Every line in the listing is to be echoed verbatim.

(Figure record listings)
--------------------
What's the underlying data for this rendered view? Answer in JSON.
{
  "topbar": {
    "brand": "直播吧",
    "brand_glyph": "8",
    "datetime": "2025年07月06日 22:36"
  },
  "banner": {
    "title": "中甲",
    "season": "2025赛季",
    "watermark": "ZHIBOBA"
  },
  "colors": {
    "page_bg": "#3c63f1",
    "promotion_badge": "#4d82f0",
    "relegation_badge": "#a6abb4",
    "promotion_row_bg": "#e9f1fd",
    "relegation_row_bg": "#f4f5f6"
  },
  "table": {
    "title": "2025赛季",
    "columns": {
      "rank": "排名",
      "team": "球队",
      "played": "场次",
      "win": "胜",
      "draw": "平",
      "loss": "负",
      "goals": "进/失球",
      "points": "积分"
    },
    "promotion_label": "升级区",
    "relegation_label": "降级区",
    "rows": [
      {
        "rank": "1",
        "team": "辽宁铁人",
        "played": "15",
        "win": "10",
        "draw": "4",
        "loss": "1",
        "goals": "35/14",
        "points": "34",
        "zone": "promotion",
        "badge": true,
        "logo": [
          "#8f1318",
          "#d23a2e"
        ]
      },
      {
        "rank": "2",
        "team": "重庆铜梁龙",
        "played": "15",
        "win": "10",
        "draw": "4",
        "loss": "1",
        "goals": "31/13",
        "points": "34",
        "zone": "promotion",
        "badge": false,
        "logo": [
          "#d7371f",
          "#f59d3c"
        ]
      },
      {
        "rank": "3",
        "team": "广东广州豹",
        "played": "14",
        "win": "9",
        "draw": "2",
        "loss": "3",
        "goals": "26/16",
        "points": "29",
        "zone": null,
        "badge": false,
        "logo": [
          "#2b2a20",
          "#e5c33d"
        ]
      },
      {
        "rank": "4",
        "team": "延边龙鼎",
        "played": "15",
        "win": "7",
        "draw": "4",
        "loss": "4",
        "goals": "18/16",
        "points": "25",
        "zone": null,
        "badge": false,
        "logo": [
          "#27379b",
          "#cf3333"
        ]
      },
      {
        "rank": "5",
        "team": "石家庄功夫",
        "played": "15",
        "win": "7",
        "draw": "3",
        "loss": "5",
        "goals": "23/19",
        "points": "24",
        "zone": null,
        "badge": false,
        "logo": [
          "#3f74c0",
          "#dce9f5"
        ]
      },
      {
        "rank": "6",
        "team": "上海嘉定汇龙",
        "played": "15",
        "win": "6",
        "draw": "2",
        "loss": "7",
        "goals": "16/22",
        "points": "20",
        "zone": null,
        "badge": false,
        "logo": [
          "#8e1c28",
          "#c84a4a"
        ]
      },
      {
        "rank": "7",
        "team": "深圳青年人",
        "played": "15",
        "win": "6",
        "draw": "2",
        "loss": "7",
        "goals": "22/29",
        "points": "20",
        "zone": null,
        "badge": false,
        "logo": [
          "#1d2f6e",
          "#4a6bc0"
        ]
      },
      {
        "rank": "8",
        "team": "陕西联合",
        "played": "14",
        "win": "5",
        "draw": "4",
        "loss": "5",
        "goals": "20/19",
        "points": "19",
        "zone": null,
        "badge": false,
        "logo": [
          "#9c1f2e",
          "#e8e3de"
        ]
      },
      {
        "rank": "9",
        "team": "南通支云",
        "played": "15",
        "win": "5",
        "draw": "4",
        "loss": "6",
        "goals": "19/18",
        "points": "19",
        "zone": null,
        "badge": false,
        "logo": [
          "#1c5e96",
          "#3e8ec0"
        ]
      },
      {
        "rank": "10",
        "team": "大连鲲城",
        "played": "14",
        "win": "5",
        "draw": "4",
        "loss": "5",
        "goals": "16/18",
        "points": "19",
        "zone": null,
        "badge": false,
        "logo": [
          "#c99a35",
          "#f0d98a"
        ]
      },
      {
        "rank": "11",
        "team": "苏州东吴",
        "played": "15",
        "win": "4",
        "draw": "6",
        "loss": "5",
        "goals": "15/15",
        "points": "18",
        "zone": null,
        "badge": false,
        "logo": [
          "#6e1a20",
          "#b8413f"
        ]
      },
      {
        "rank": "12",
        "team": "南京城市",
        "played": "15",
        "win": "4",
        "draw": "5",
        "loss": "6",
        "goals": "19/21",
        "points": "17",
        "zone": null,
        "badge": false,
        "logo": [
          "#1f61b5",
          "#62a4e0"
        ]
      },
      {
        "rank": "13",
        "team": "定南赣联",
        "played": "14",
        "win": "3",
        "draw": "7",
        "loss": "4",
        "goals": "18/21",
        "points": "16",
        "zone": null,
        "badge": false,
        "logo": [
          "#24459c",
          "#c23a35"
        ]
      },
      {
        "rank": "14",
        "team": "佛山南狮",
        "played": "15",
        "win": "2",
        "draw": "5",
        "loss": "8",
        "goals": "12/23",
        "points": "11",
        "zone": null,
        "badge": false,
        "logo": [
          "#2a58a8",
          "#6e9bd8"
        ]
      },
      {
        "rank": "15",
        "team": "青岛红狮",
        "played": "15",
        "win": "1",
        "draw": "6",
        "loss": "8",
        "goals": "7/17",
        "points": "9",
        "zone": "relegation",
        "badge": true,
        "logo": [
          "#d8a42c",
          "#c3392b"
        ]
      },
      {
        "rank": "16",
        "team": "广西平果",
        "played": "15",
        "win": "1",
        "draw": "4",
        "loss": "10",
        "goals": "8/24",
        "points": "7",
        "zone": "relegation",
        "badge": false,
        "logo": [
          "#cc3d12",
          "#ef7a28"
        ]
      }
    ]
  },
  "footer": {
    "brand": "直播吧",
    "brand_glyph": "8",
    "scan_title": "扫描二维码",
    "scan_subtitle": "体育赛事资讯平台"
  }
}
--------------------
- [FULL SOLUTION]:
What's the underlying data for this rendered view? Answer in JSON.
{
  "topbar": {
    "brand": "直播吧",
    "brand_glyph": "8",
    "datetime": "2025年07月06日 22:36"
  },
  "banner": {
    "title": "中甲",
    "season": "2025赛季",
    "watermark": "ZHIBOBA"
  },
  "colors": {
    "page_bg": "#3c63f1",
    "promotion_badge": "#4d82f0",
    "relegation_badge": "#a6abb4",
    "promotion_row_bg": "#e9f1fd",
    "relegation_row_bg": "#f4f5f6"
  },
  "table": {
    "title": "2025赛季",
    "columns": {
      "rank": "排名",
      "team": "球队",
      "played": "场次",
      "win": "胜",
      "draw": "平",
      "loss": "负",
      "goals": "进/失球",
      "points": "积分"
    },
    "promotion_label": "升级区",
    "relegation_label": "降级区",
    "rows": [
      {
        "rank": "1",
        "team": "辽宁铁人",
        "played": "15",
        "win": "10",
        "draw": "4",
        "loss": "1",
        "goals": "35/14",
        "points": "34",
        "zone": "promotion",
        "badge": true,
        "logo": [
          "#8f1318",
          "#d23a2e"
        ]
      },
      {
        "rank": "2",
        "team": "重庆铜梁龙",
        "played": "15",
        "win": "10",
        "draw": "4",
        "loss": "1",
        "goals": "31/13",
        "points": "34",
        "zone": "promotion",
        "badge": false,
        "logo": [
          "#d7371f",
          "#f59d3c"
        ]
      },
      {
        "rank": "3",
        "team": "广东广州豹",
        "played": "14",
        "win": "9",
        "draw": "2",
        "loss": "3",
        "goals": "26/16",
        "points": "29",
        "zone": null,
        "badge": false,
        "logo": [
          "#2b2a20",
          "#e5c33d"
        ]
      },
      {
        "rank": "4",
        "team": "延边龙鼎",
        "played": "15",
        "win": "7",
        "draw": "4",
        "loss": "4",
        "goals": "18/16",
        "points": "25",
        "zone": null,
        "badge": false,
        "logo": [
          "#27379b",
          "#cf3333"
        ]
      },
      {
        "rank": "5",
        "team": "石家庄功夫",
        "played": "15",
        "win": "7",
        "draw": "3",
        "loss": "5",
        "goals": "23/19",
        "points": "24",
        "zone": null,
        "badge": false,
        "logo": [
          "#3f74c0",
          "#dce9f5"
        ]
      },
      {
        "rank": "6",
        "team": "上海嘉定汇龙",
        "played": "15",
        "win": "6",
        "draw": "2",
        "loss": "7",
        "goals": "16/22",
        "points": "20",
        "zone": null,
        "badge": false,
        "logo": [
          "#8e1c28",
          "#c84a4a"
        ]
      },
      {
        "rank": "7",
        "team": "深圳青年人",
        "played": "15",
        "win": "6",
        "draw": "2",
        "loss": "7",
        "goals": "22/29",
        "points": "20",
        "zone": null,
        "badge": false,
        "logo": [
          "#1d2f6e",
          "#4a6bc0"
        ]
      },
      {
        "rank": "8",
        "team": "陕西联合",
        "played": "14",
        "win": "5",
        "draw": "4",
        "loss": "5",
        "goals": "20/19",
        "points": "19",
        "zone": null,
        "badge": false,
        "logo": [
          "#9c1f2e",
          "#e8e3de"
        ]
      },
      {
        "rank": "9",
        "team": "南通支云",
        "played": "15",
        "win": "5",
        "draw": "4",
        "loss": "6",
        "goals": "19/18",
        "points": "19",
        "zone": null,
        "badge": false,
        "logo": [
          "#1c5e96",
          "#3e8ec0"
        ]
      },
      {
        "rank": "10",
        "team": "大连鲲城",
        "played": "14",
        "win": "5",
        "draw": "4",
        "loss": "5",
        "goals": "16/18",
        "points": "19",
        "zone": null,
        "badge": false,
        "logo": [
          "#c99a35",
          "#f0d98a"
        ]
      },
      {
        "rank": "11",
        "team": "苏州东吴",
        "played": "15",
        "win": "4",
        "draw": "6",
        "loss": "5",
        "goals": "15/15",
        "points": "18",
        "zone": null,
        "badge": false,
        "logo": [
          "#6e1a20",
          "#b8413f"
        ]
      },
      {
        "rank": "12",
        "team": "南京城市",
        "played": "15",
        "win": "4",
        "draw": "5",
        "loss": "6",
        "goals": "19/21",
        "points": "17",
        "zone": null,
        "badge": false,
        "logo": [
          "#1f61b5",
          "#62a4e0"
        ]
      },
      {
        "rank": "13",
        "team": "定南赣联",
        "played": "14",
        "win": "3",
        "draw": "7",
        "loss": "4",
        "goals": "18/21",
        "points": "16",
        "zone": null,
        "badge": false,
        "logo": [
          "#24459c",
          "#c23a35"
        ]
      },
      {
        "rank": "14",
        "team": "佛山南狮",
        "played": "15",
        "win": "2",
        "draw": "5",
        "loss": "8",
        "goals": "12/23",
        "points": "11",
        "zone": null,
        "badge": false,
        "logo": [
          "#2a58a8",
          "#6e9bd8"
        ]
      },
      {
        "rank": "15",
        "team": "青岛红狮",
        "played": "15",
        "win": "1",
        "draw": "6",
        "loss": "8",
        "goals": "7/17",
        "points": "9",
        "zone": "relegation",
        "badge": true,
        "logo": [
          "#d8a42c",
          "#c3392b"
        ]
      },
      {
        "rank": "16",
        "team": "广西平果",
        "played": "15",
        "win": "1",
        "draw": "4",
        "loss": "10",
        "goals": "8/24",
        "points": "7",
        "zone": "relegation",
        "badge": false,
        "logo": [
          "#cc3d12",
          "#ef7a28"
        ]
      }
    ]
  },
  "footer": {
    "brand": "直播吧",
    "brand_glyph": "8",
    "scan_title": "扫描二维码",
    "scan_subtitle": "体育赛事资讯平台"
  }
}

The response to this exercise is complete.